THE EXERCISE:
Below are the records. Gather each line that holds "PÚBLIC".
==========
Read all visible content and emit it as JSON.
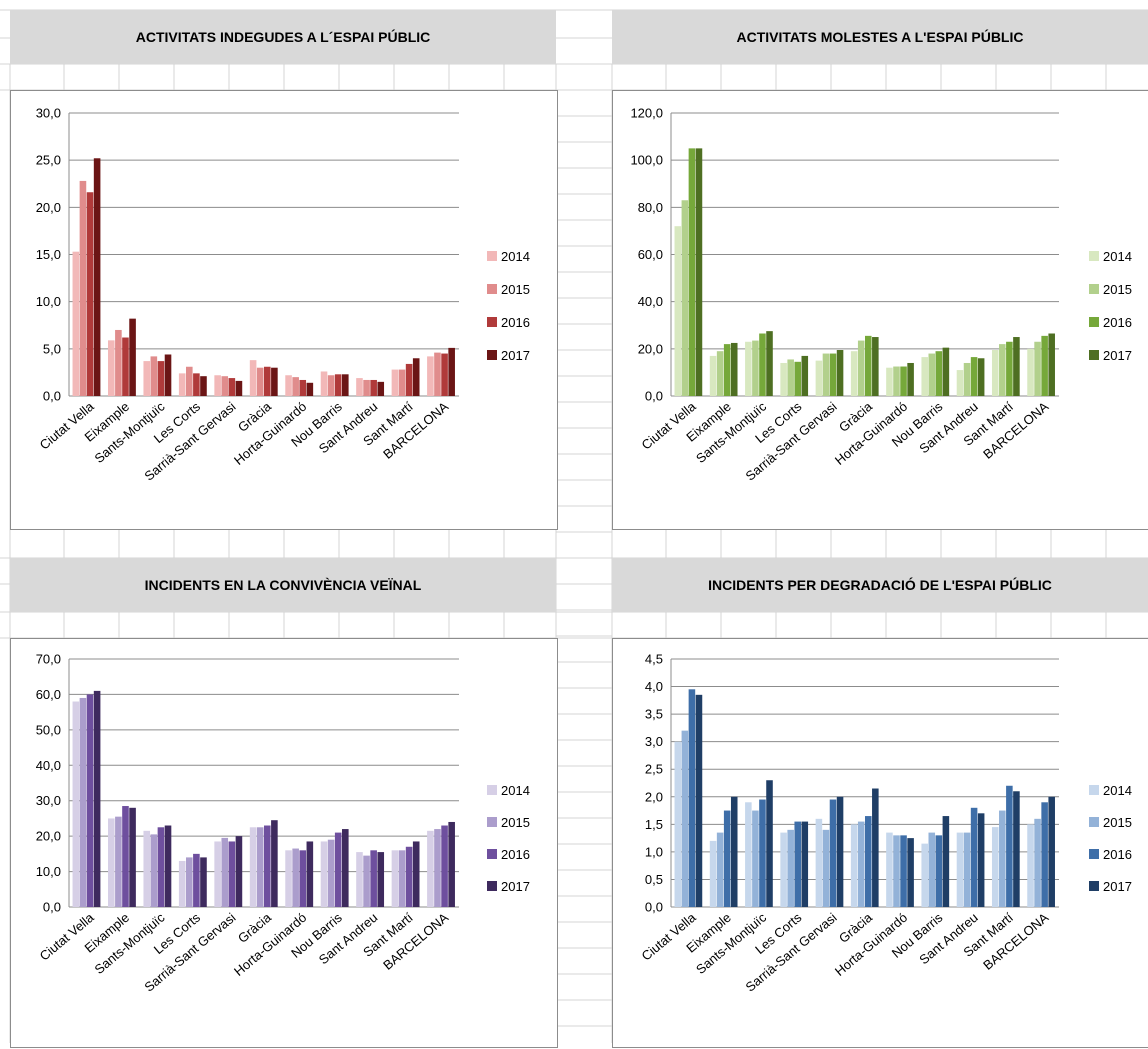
{
  "chart_data": [
    {
      "type": "bar",
      "title": "ACTIVITATS INDEGUDES A L´ESPAI PÚBLIC",
      "categories": [
        "Ciutat Vella",
        "Eixample",
        "Sants-Montjuïc",
        "Les Corts",
        "Sarrià-Sant Gervasi",
        "Gràcia",
        "Horta-Guinardó",
        "Nou Barris",
        "Sant Andreu",
        "Sant Martí",
        "BARCELONA"
      ],
      "series": [
        {
          "name": "2014",
          "color": "#f2b8b8",
          "values": [
            15.3,
            5.9,
            3.7,
            2.4,
            2.2,
            3.8,
            2.2,
            2.6,
            1.9,
            2.8,
            4.2
          ]
        },
        {
          "name": "2015",
          "color": "#e08c8c",
          "values": [
            22.8,
            7.0,
            4.2,
            3.1,
            2.1,
            3.0,
            2.0,
            2.2,
            1.7,
            2.8,
            4.6
          ]
        },
        {
          "name": "2016",
          "color": "#b03a3a",
          "values": [
            21.6,
            6.2,
            3.7,
            2.4,
            1.9,
            3.1,
            1.7,
            2.3,
            1.7,
            3.4,
            4.5
          ]
        },
        {
          "name": "2017",
          "color": "#6b1515",
          "values": [
            25.2,
            8.2,
            4.4,
            2.1,
            1.6,
            3.0,
            1.4,
            2.3,
            1.5,
            4.0,
            5.1
          ]
        }
      ],
      "ylim": [
        0,
        30
      ],
      "yticks": [
        "0,0",
        "5,0",
        "10,0",
        "15,0",
        "20,0",
        "25,0",
        "30,0"
      ],
      "ystep": 5
    },
    {
      "type": "bar",
      "title": "ACTIVITATS MOLESTES A L'ESPAI PÚBLIC",
      "categories": [
        "Ciutat Vella",
        "Eixample",
        "Sants-Montjuïc",
        "Les Corts",
        "Sarrià-Sant Gervasi",
        "Gràcia",
        "Horta-Guinardó",
        "Nou Barris",
        "Sant Andreu",
        "Sant Martí",
        "BARCELONA"
      ],
      "series": [
        {
          "name": "2014",
          "color": "#d8e8c0",
          "values": [
            72.0,
            17.0,
            23.0,
            14.0,
            15.0,
            19.0,
            12.0,
            16.5,
            11.0,
            19.5,
            20.0
          ]
        },
        {
          "name": "2015",
          "color": "#b2d08c",
          "values": [
            83.0,
            19.0,
            23.5,
            15.5,
            18.0,
            23.5,
            12.5,
            18.0,
            14.0,
            22.0,
            23.0
          ]
        },
        {
          "name": "2016",
          "color": "#76a83a",
          "values": [
            105.0,
            22.0,
            26.5,
            14.5,
            18.0,
            25.5,
            12.5,
            19.0,
            16.5,
            23.0,
            25.5
          ]
        },
        {
          "name": "2017",
          "color": "#4e6f22",
          "values": [
            105.0,
            22.5,
            27.5,
            17.0,
            19.5,
            25.0,
            14.0,
            20.5,
            16.0,
            25.0,
            26.5
          ]
        }
      ],
      "ylim": [
        0,
        120
      ],
      "yticks": [
        "0,0",
        "20,0",
        "40,0",
        "60,0",
        "80,0",
        "100,0",
        "120,0"
      ],
      "ystep": 20
    },
    {
      "type": "bar",
      "title": "INCIDENTS EN LA CONVIVÈNCIA VEÏNAL",
      "categories": [
        "Ciutat Vella",
        "Eixample",
        "Sants-Montjuïc",
        "Les Corts",
        "Sarrià-Sant Gervasi",
        "Gràcia",
        "Horta-Guinardó",
        "Nou Barris",
        "Sant Andreu",
        "Sant Martí",
        "BARCELONA"
      ],
      "series": [
        {
          "name": "2014",
          "color": "#d6cfe6",
          "values": [
            58.0,
            25.0,
            21.5,
            13.0,
            18.5,
            22.5,
            16.0,
            18.5,
            15.5,
            16.0,
            21.5
          ]
        },
        {
          "name": "2015",
          "color": "#ab9dcc",
          "values": [
            59.0,
            25.5,
            20.5,
            14.0,
            19.5,
            22.5,
            16.5,
            19.0,
            14.5,
            16.0,
            22.0
          ]
        },
        {
          "name": "2016",
          "color": "#6e4f9e",
          "values": [
            60.0,
            28.5,
            22.5,
            15.0,
            18.5,
            23.0,
            16.0,
            21.0,
            16.0,
            17.0,
            23.0
          ]
        },
        {
          "name": "2017",
          "color": "#3e2a5e",
          "values": [
            61.0,
            28.0,
            23.0,
            14.0,
            20.0,
            24.5,
            18.5,
            22.0,
            15.5,
            18.5,
            24.0
          ]
        }
      ],
      "ylim": [
        0,
        70
      ],
      "yticks": [
        "0,0",
        "10,0",
        "20,0",
        "30,0",
        "40,0",
        "50,0",
        "60,0",
        "70,0"
      ],
      "ystep": 10
    },
    {
      "type": "bar",
      "title": "INCIDENTS PER DEGRADACIÓ DE L'ESPAI PÚBLIC",
      "categories": [
        "Ciutat Vella",
        "Eixample",
        "Sants-Montjuïc",
        "Les Corts",
        "Sarrià-Sant Gervasi",
        "Gràcia",
        "Horta-Guinardó",
        "Nou Barris",
        "Sant Andreu",
        "Sant Martí",
        "BARCELONA"
      ],
      "series": [
        {
          "name": "2014",
          "color": "#c6d7ec",
          "values": [
            3.0,
            1.2,
            1.9,
            1.35,
            1.6,
            1.5,
            1.35,
            1.15,
            1.35,
            1.45,
            1.5
          ]
        },
        {
          "name": "2015",
          "color": "#93b2d8",
          "values": [
            3.2,
            1.35,
            1.75,
            1.4,
            1.4,
            1.55,
            1.3,
            1.35,
            1.35,
            1.75,
            1.6
          ]
        },
        {
          "name": "2016",
          "color": "#3e6ea8",
          "values": [
            3.95,
            1.75,
            1.95,
            1.55,
            1.95,
            1.65,
            1.3,
            1.3,
            1.8,
            2.2,
            1.9
          ]
        },
        {
          "name": "2017",
          "color": "#1f3e66",
          "values": [
            3.85,
            2.0,
            2.3,
            1.55,
            2.0,
            2.15,
            1.25,
            1.65,
            1.7,
            2.1,
            2.0
          ]
        }
      ],
      "ylim": [
        0,
        4.5
      ],
      "yticks": [
        "0,0",
        "0,5",
        "1,0",
        "1,5",
        "2,0",
        "2,5",
        "3,0",
        "3,5",
        "4,0",
        "4,5"
      ],
      "ystep": 0.5
    }
  ]
}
==========
RESULT OF THE TASK:
      "title": "ACTIVITATS INDEGUDES A L´ESPAI PÚBLIC",
      "title": "ACTIVITATS MOLESTES A L'ESPAI PÚBLIC",
      "title": "INCIDENTS PER DEGRADACIÓ DE L'ESPAI PÚBLIC",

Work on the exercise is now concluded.